Wednesday, July 3, 2013

Days 19 - 22 - Hot Time in Seattle Town

Sunday and Monday saw record high temperatures of 92 and 89 in a city where most houses and many small businesses lack air conditioning. For all but perhaps three or four days a year, it really isn't missed, but shady outside tables and park areas were popular the past few days, and children were flocking to water spray areas around town. Fortunately, it still cooled off once the sun set, so we did not go sleepless in Seattle. And, on clear days Mt. Rainier always looms not far away.
Mt. Rainier Sunset

We are at a charming B & B in the Capitol Hill area of the city, a block from Melissa's and David's condo and their fluffball cats. Our host John has kept us well supplied with fresh Washington fruit for breakfast and turned up the fans in our rooms. It is fruit season in the Pacific Northwest with a wide choice of raspberries, blackberries, blueberries, bing and Mt. Rainier cherries, peaches and more.
Seattle Fruit Selection

Sunday was a day of rest after our road travels. Chef David treated some close friends and his in-laws to a tasty brunch that left us too full to try anything very strenuous, especially in the heat. So we fled to an air-conditioned movie theater. "Now You See It" was a lot of fun despite its flaws, and the real magic maybe that they did it without killing people and blowing everything up. After the movie, we wandered around one of Seattle's beautiful large parks until the sun got lower in the sky. A fly-by Anna's Hummingbird and the summer flowers made for a pleasant stroll.

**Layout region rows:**
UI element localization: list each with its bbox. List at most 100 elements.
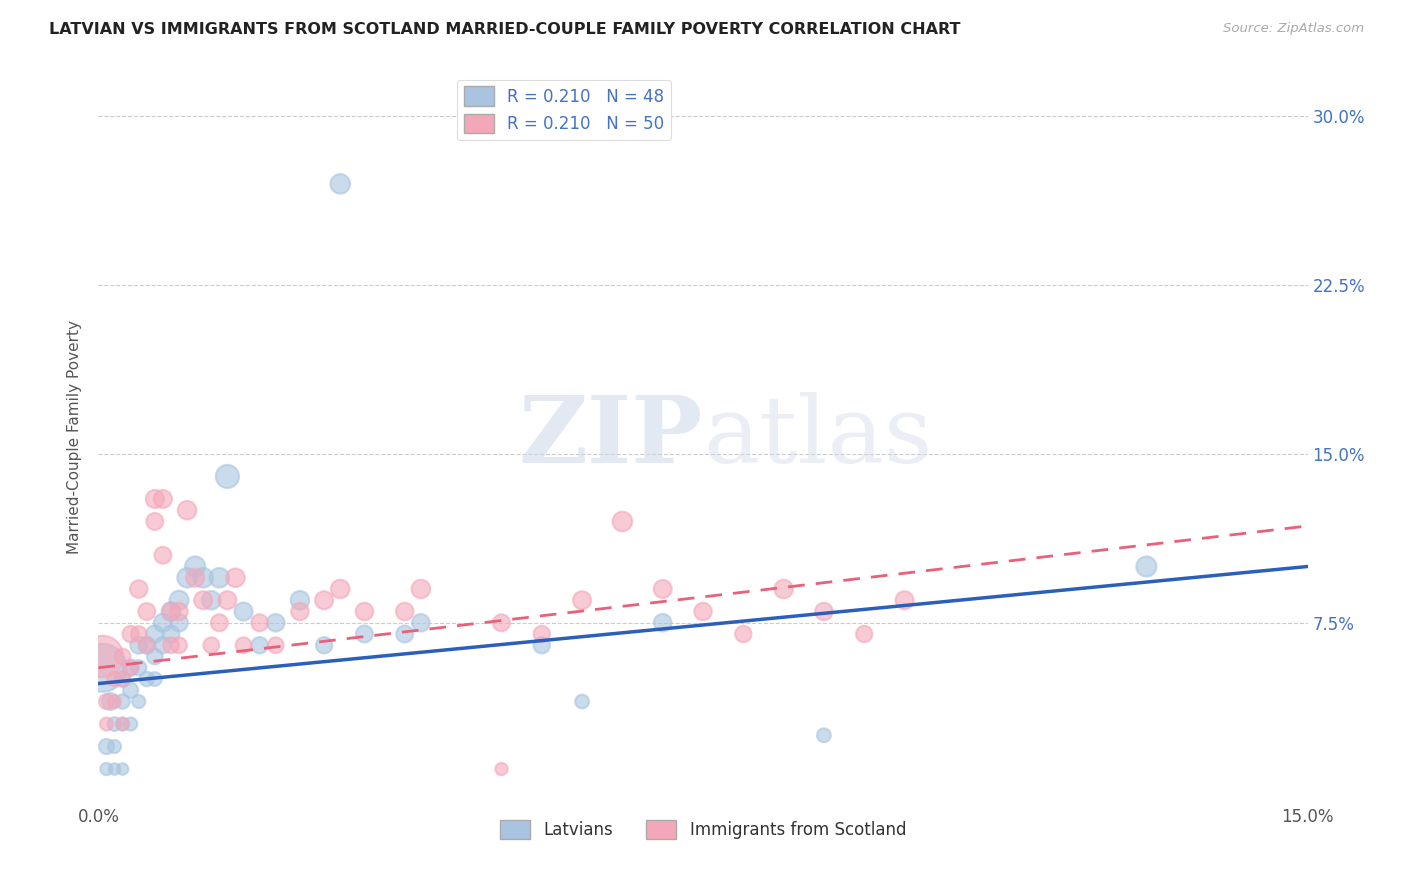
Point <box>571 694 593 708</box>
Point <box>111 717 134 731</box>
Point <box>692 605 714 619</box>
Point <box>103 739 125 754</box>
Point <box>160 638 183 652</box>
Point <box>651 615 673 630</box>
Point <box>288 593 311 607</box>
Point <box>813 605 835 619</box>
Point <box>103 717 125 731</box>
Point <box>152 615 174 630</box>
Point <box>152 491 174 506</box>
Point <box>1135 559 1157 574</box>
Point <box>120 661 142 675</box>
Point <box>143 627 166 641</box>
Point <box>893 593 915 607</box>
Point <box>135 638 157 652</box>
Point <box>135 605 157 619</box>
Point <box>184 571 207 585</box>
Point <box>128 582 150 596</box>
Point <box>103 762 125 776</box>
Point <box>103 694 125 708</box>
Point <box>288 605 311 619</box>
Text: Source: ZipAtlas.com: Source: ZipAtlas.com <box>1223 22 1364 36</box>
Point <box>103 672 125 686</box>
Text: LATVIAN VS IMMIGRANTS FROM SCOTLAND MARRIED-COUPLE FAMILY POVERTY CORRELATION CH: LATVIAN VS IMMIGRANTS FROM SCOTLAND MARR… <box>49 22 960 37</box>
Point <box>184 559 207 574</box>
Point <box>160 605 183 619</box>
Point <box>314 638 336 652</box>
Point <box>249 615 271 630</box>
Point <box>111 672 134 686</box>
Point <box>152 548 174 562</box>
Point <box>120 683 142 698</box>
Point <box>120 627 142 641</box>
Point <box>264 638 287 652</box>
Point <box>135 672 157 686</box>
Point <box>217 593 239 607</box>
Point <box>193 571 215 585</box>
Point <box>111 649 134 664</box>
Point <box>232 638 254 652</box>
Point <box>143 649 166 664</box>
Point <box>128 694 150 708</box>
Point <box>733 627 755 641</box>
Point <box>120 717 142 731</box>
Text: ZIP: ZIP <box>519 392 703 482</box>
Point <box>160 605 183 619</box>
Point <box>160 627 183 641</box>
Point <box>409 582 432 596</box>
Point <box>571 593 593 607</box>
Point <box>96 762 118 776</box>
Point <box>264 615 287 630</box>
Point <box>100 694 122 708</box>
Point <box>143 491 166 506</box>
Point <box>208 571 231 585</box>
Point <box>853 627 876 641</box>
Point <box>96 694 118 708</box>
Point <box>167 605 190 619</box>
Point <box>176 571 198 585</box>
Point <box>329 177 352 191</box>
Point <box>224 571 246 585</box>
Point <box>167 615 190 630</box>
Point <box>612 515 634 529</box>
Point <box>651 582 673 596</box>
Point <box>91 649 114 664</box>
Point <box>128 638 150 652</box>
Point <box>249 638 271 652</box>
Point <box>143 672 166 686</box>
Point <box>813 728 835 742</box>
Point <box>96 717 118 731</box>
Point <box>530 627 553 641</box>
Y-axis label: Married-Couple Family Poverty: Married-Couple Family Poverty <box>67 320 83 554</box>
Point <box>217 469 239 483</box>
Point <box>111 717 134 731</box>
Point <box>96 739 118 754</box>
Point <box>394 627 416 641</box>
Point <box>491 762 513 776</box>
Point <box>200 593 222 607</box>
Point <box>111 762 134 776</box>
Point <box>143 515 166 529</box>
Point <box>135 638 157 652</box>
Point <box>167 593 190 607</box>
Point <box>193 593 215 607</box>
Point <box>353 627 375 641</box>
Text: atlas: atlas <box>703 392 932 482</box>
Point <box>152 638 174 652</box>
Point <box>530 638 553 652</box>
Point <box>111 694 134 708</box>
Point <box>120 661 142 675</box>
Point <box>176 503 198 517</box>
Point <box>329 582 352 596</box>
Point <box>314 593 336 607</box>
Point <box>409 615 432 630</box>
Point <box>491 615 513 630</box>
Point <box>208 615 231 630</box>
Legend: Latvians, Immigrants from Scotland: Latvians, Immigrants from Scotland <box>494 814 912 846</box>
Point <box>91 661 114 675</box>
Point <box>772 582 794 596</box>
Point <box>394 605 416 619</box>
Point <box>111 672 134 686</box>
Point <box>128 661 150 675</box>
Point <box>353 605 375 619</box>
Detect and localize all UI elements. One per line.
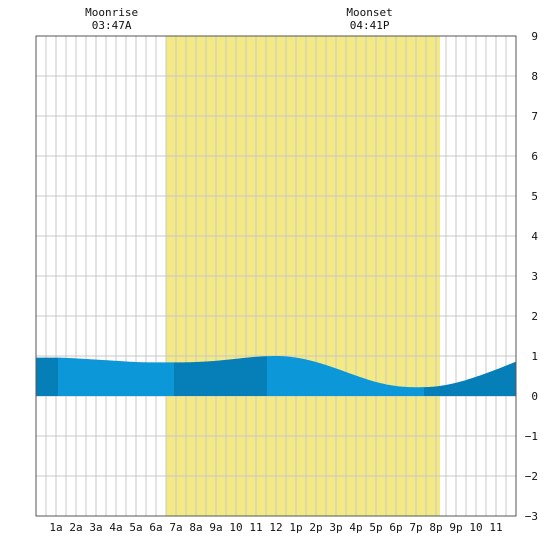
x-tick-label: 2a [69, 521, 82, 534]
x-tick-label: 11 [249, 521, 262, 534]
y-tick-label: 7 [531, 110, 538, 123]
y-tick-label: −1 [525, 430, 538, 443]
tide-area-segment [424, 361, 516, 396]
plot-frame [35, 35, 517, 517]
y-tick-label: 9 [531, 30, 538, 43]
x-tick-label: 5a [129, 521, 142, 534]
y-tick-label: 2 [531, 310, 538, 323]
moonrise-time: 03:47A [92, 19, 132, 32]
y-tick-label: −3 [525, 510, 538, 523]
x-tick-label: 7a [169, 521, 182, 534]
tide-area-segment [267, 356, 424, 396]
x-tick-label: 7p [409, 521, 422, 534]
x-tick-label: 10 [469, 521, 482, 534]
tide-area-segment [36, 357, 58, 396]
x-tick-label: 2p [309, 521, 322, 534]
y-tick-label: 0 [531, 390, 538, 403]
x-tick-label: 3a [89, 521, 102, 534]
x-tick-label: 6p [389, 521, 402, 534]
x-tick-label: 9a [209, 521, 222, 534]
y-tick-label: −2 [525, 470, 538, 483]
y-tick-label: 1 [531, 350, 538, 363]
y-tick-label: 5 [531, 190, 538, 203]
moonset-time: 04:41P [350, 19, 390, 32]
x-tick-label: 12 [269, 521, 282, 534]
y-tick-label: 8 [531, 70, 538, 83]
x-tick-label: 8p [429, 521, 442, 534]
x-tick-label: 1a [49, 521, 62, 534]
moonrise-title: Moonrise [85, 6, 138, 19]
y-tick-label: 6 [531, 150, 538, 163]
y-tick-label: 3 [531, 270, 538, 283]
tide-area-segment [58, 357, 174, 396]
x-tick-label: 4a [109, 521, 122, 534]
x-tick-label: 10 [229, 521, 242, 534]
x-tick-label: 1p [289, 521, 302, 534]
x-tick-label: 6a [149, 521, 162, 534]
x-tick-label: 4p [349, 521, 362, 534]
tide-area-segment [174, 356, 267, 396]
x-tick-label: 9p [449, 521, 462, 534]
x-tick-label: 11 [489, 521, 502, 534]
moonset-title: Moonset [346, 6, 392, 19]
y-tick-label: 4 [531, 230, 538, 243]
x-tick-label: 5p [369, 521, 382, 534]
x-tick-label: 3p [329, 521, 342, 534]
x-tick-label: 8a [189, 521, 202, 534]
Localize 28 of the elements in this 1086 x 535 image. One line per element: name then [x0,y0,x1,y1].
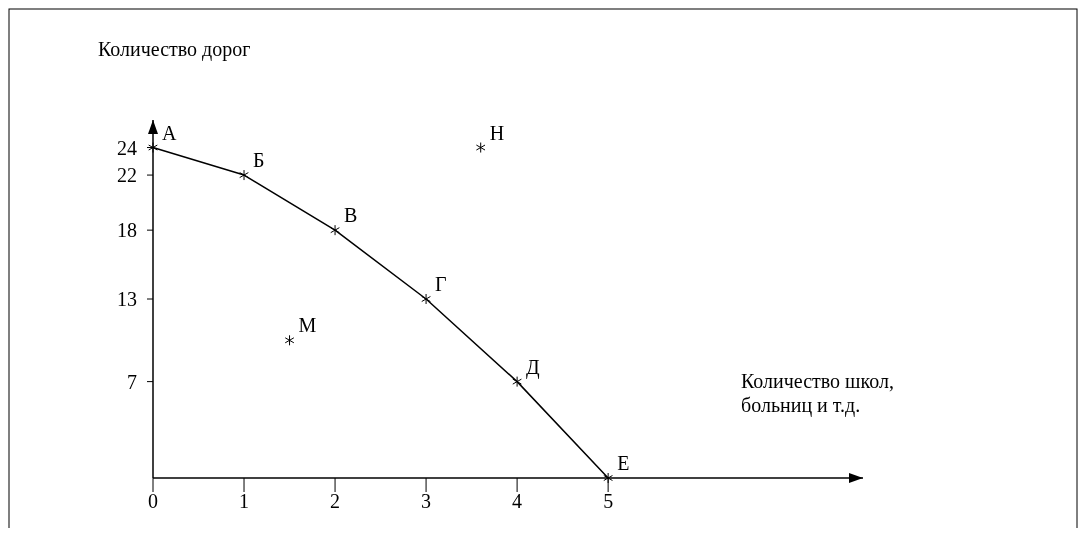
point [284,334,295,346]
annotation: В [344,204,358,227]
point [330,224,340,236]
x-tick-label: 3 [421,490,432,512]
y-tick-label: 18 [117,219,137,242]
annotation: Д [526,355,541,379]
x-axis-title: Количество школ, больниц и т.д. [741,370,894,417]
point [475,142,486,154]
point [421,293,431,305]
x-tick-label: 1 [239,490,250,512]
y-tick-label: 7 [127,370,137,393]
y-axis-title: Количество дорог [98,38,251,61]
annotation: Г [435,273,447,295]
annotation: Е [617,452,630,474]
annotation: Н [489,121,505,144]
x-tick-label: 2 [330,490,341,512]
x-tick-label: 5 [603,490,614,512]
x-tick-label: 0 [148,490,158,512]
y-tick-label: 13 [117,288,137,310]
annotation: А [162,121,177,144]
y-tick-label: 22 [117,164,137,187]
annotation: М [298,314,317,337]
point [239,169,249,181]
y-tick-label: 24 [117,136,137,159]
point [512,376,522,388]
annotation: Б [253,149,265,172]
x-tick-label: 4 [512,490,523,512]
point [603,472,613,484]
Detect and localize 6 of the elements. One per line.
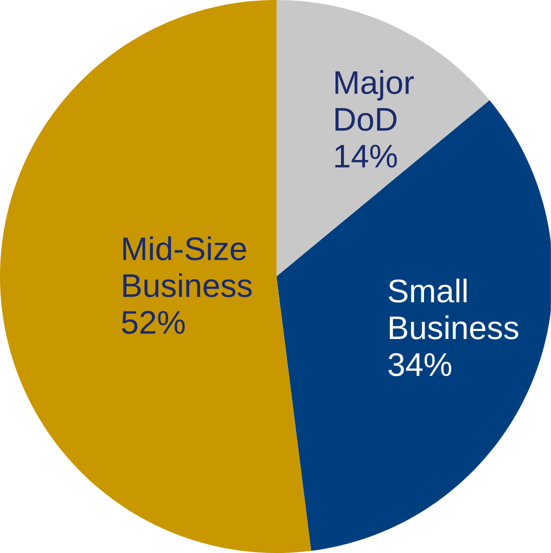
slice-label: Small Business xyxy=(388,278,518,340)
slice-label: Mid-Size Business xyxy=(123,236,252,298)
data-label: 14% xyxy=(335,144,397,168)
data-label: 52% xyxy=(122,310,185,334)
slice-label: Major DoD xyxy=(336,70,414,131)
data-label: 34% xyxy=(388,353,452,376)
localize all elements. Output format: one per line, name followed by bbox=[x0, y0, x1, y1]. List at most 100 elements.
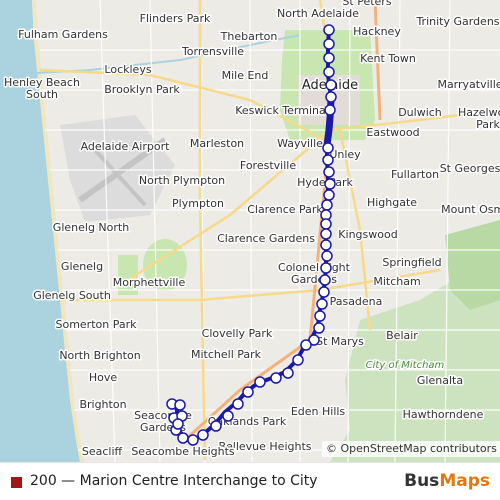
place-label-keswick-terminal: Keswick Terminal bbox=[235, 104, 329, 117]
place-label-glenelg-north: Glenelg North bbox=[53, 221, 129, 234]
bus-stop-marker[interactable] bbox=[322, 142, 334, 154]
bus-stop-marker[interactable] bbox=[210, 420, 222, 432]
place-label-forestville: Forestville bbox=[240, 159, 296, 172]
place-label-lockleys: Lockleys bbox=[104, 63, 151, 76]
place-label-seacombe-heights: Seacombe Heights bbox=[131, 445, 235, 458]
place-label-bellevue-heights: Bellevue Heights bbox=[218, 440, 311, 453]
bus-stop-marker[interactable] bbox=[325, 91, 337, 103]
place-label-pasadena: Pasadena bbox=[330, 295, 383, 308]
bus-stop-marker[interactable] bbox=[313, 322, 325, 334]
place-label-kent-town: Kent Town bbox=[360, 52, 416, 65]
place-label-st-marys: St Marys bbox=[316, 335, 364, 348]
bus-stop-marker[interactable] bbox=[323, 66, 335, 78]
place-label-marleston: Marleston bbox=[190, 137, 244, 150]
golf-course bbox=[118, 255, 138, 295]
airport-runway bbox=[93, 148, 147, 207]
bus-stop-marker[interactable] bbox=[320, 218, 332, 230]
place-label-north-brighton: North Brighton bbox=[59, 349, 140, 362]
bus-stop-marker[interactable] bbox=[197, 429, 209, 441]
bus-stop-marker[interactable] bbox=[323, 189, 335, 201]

**Work instructions:**
a) According to the Seattle post, what were the record high temperatures on Sunday and Monday?
b) Please reproduce the rows starting at the one that has "point [284,334,295,346]" and ending with the one that has "y-axis-title: Количество дорог [98,38,251,61]", substituting "marker" for every "annotation" and leaving everything else unchanged.

**Expected answers:**
a) 92 and 89

b)
point [284,334,295,346]
marker: В [344,204,358,227]
point [330,224,340,236]
x-tick-label: 3 [421,490,432,512]
y-tick-label: 18 [117,219,137,242]
marker: Д [526,355,541,379]
x-axis-title: Количество школ, больниц и т.д. [741,370,894,417]
point [475,142,486,154]
point [421,293,431,305]
x-tick-label: 1 [239,490,250,512]
y-tick-label: 7 [127,370,137,393]
y-axis-title: Количество дорог [98,38,251,61]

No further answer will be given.